● **Aim**
Count how many lines of the records contain the string "bracket", and reply with the number alone.

--- Start of Exercise material ---

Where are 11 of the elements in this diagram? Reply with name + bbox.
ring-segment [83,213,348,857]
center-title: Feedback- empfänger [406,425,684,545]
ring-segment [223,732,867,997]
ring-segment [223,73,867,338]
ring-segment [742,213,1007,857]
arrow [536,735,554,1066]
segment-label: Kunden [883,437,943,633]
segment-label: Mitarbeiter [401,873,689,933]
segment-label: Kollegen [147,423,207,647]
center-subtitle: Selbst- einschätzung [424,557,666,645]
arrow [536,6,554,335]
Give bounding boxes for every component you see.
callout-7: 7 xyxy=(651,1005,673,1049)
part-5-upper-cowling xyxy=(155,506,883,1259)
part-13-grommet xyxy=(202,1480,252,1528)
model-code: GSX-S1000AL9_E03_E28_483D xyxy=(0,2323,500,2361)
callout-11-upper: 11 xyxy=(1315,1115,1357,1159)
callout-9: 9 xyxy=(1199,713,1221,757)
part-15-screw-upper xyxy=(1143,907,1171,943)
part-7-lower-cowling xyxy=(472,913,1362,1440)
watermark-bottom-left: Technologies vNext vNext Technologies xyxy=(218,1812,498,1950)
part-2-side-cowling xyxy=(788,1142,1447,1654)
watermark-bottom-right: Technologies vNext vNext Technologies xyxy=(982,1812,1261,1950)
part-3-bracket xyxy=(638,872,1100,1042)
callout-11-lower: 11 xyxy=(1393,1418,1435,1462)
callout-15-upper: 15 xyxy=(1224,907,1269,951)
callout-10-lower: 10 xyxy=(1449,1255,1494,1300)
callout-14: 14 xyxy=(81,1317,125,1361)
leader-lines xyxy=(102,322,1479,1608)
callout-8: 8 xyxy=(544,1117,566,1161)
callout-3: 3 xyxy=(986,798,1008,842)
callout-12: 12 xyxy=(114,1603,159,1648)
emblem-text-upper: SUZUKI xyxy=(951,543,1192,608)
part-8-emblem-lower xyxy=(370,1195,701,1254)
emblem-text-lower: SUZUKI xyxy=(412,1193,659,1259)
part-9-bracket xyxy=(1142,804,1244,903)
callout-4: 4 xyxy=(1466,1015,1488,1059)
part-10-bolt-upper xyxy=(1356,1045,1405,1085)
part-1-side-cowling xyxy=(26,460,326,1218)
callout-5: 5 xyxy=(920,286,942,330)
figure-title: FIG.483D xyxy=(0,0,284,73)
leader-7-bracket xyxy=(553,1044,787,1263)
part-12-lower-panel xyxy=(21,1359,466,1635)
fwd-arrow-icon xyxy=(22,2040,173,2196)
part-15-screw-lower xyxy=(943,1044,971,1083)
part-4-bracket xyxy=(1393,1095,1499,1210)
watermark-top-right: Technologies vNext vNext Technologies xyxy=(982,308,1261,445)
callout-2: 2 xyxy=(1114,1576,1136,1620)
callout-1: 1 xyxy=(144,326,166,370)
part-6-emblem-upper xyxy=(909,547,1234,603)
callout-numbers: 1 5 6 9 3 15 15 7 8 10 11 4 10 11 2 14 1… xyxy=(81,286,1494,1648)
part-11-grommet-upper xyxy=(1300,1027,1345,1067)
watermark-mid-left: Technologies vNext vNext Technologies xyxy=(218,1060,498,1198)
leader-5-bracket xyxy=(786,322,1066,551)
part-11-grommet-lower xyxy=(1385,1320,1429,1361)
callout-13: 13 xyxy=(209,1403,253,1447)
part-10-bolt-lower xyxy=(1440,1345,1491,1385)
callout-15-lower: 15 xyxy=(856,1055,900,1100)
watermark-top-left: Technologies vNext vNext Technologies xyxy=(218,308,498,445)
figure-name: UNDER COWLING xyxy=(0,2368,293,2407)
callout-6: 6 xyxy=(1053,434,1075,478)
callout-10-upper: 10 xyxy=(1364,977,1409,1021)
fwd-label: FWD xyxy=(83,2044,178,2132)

--- End of Exercise material ---

● **The solution**
5